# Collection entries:
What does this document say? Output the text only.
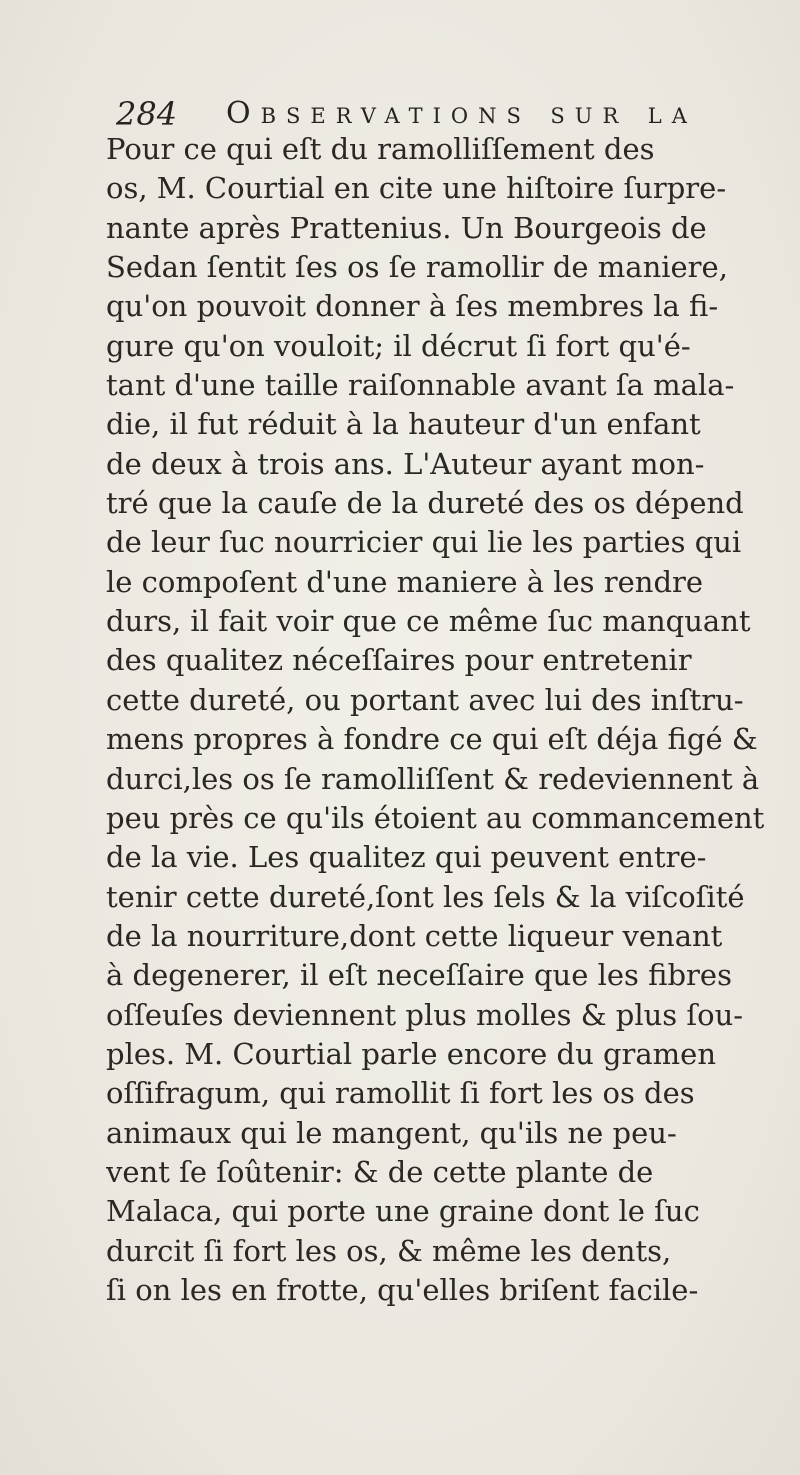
284 Observations sur la
Pour ce qui eſt du ramolliſſement des
os, M. Courtial en cite une hiſtoire ſurpre-
nante après Prattenius. Un Bourgeois de
Sedan ſentit ſes os ſe ramollir de maniere,
qu'on pouvoit donner à ſes membres la fi-
gure qu'on vouloit; il décrut ſi fort qu'é-
tant d'une taille raiſonnable avant ſa mala-
die, il fut réduit à la hauteur d'un enfant
de deux à trois ans. L'Auteur ayant mon-
tré que la cauſe de la dureté des os dépend
de leur ſuc nourricier qui lie les parties qui
le compoſent d'une maniere à les rendre
durs, il fait voir que ce même ſuc manquant
des qualitez néceſſaires pour entretenir
cette dureté, ou portant avec lui des inſtru-
mens propres à fondre ce qui eſt déja figé &
durci,les os ſe ramolliſſent & redeviennent à
peu près ce qu'ils étoient au commancement
de la vie. Les qualitez qui peuvent entre-
tenir cette dureté,ſont les ſels & la viſcoſité
de la nourriture,dont cette liqueur venant
à degenerer, il eſt neceſſaire que les fibres
oſſeuſes deviennent plus molles & plus ſou-
ples. M. Courtial parle encore du gramen
oſſifragum, qui ramollit ſi fort les os des
animaux qui le mangent, qu'ils ne peu-
vent ſe ſoûtenir: & de cette plante de
Malaca, qui porte une graine dont le ſuc
durcit ſi fort les os, & même les dents,
ſi on les en frotte, qu'elles briſent facile-
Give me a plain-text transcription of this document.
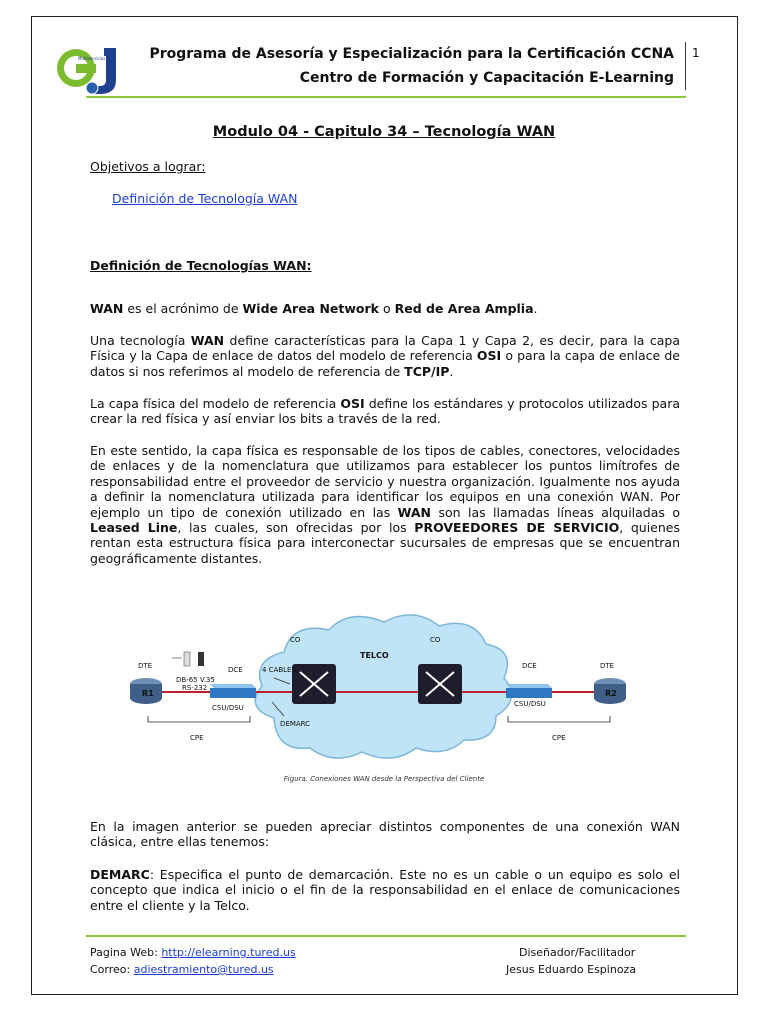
Multiservicios	Programa de Asesoría y Especialización para la Certificación CCNA
Centro de Formación y Capacitación E-Learning
1
Modulo 04 - Capitulo 34 – Tecnología WAN
Objetivos a lograr:
Definición de Tecnología WAN
Definición de Tecnologías WAN:
WAN es el acrónimo de Wide Area Network o Red de Area Amplia.
Una tecnología WAN define características para la Capa 1 y Capa 2, es decir, para la capa Física y la Capa de enlace de datos del modelo de referencia OSI o para la capa de enlace de datos si nos referimos al modelo de referencia de TCP/IP.
La capa física del modelo de referencia OSI define los estándares y protocolos utilizados para crear la red física y así enviar los bits a través de la red.
En este sentido, la capa física es responsable de los tipos de cables, conectores, velocidades de enlaces y de la nomenclatura que utilizamos para establecer los puntos limítrofes de responsabilidad entre el proveedor de servicio y nuestra organización. Igualmente nos ayuda a definir la nomenclatura utilizada para identificar los equipos en una conexión WAN. Por ejemplo un tipo de conexión utilizado en las WAN son las llamadas líneas alquiladas o Leased Line, las cuales, son ofrecidas por los PROVEEDORES DE SERVICIO, quienes rentan esta estructura física para interconectar sucursales de empresas que se encuentran geográficamente distantes.
DTE	DCE
R1
DB-65 V.35
RS-232
4 CABLES
CSU/DSU
DEMARC
CPE
CO
TELCO
CO
DCE	DTE
R2
CSU/DSU
CPE
Figura. Conexiones WAN desde la Perspectiva del Cliente
En la imagen anterior se pueden apreciar distintos componentes de una conexión WAN clásica, entre ellas tenemos:
DEMARC: Especifica el punto de demarcación. Este no es un cable o un equipo es solo el concepto que indica el inicio o el fin de la responsabilidad en el enlace de comunicaciones entre el cliente y la Telco.
Pagina Web: http://elearning.tured.us
Correo: adiestramiento@tured.us
Diseñador/Facilitador
Jesus Eduardo Espinoza
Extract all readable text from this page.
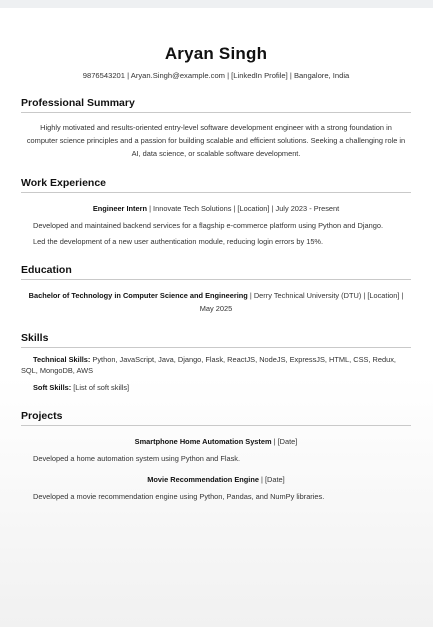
Aryan Singh
9876543201 | Aryan.Singh@example.com | [LinkedIn Profile] | Bangalore, India
Professional Summary
Highly motivated and results-oriented entry-level software development engineer with a strong foundation in computer science principles and a passion for building scalable and efficient solutions. Seeking a challenging role in AI, data science, or scalable software development.
Work Experience
Engineer Intern | Innovate Tech Solutions | [Location] | July 2023 - Present
Developed and maintained backend services for a flagship e-commerce platform using Python and Django.
Led the development of a new user authentication module, reducing login errors by 15%.
Education
Bachelor of Technology in Computer Science and Engineering | Derry Technical University (DTU) | [Location] | May 2025
Skills
Technical Skills: Python, JavaScript, Java, Django, Flask, ReactJS, NodeJS, ExpressJS, HTML, CSS, Redux, SQL, MongoDB, AWS
Soft Skills: [List of soft skills]
Projects
Smartphone Home Automation System | [Date]
Developed a home automation system using Python and Flask.
Movie Recommendation Engine | [Date]
Developed a movie recommendation engine using Python, Pandas, and NumPy libraries.
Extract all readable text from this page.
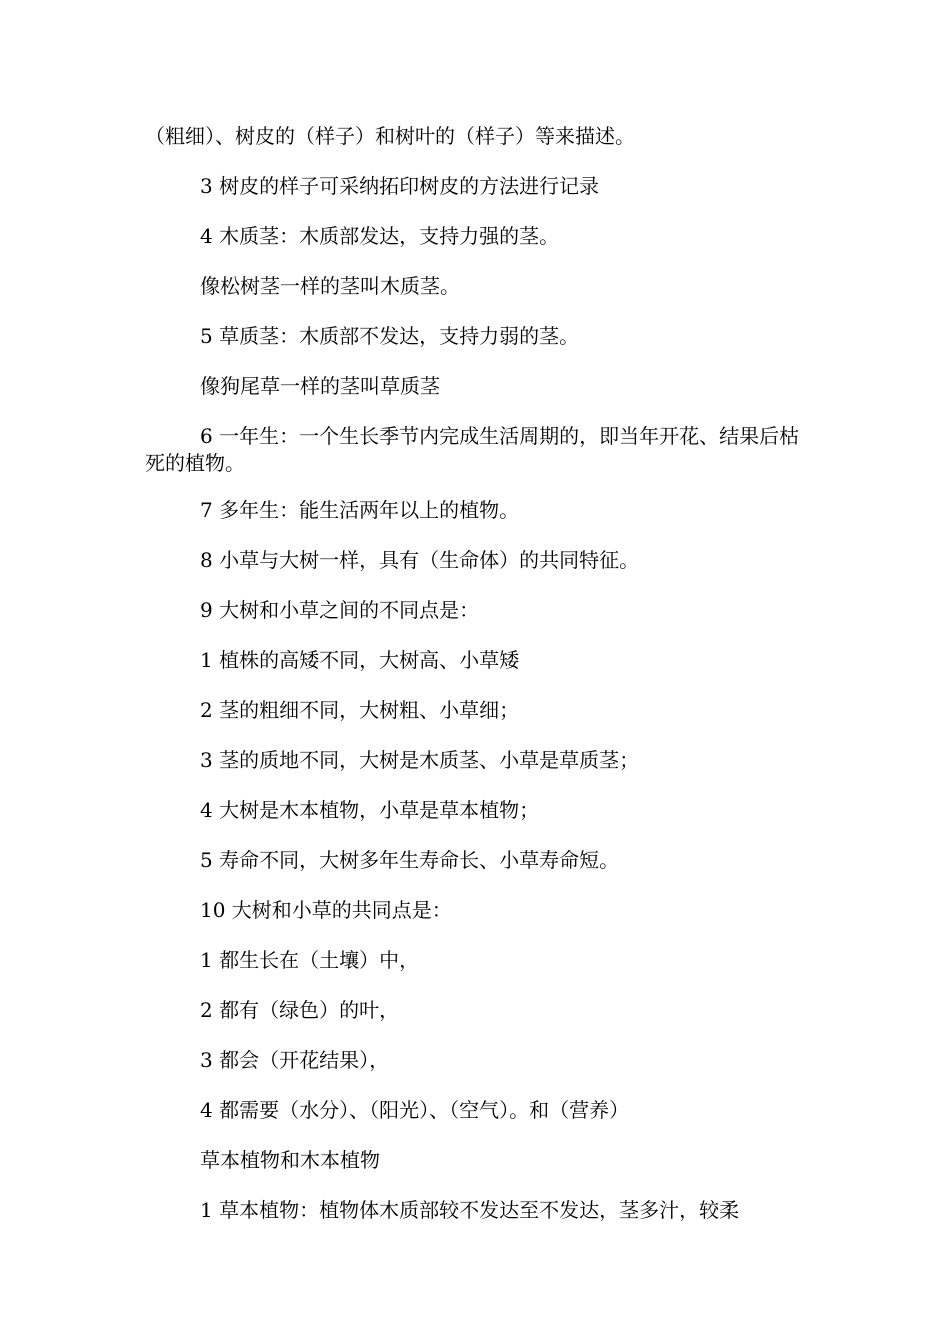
（粗细）、树皮的（样子）和树叶的（样子）等来描述。

3 树皮的样子可采纳拓印树皮的方法进行记录

4 木质茎：木质部发达，支持力强的茎。

像松树茎一样的茎叫木质茎。

5 草质茎：木质部不发达，支持力弱的茎。

像狗尾草一样的茎叫草质茎

6 一年生：一个生长季节内完成生活周期的，即当年开花、结果后枯死的植物。

7 多年生：能生活两年以上的植物。

8 小草与大树一样，具有（生命体）的共同特征。

9 大树和小草之间的不同点是：

1 植株的高矮不同，大树高、小草矮

2 茎的粗细不同，大树粗、小草细；

3 茎的质地不同，大树是木质茎、小草是草质茎；

4 大树是木本植物，小草是草本植物；

5 寿命不同，大树多年生寿命长、小草寿命短。

10 大树和小草的共同点是：

1 都生长在（土壤）中，

2 都有（绿色）的叶，

3 都会（开花结果），

4 都需要（水分）、（阳光）、（空气）。和（营养）

草本植物和木本植物

1 草本植物：植物体木质部较不发达至不发达，茎多汁，较柔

# The exercise:
Which lines include the word "cette"? Copy every one of them.

# Expected output:
cette dureté, ou portant avec lui des inſtru-
tenir cette dureté,ſont les ſels & la viſcoſité
de la nourriture,dont cette liqueur venant
vent ſe ſoûtenir: & de cette plante de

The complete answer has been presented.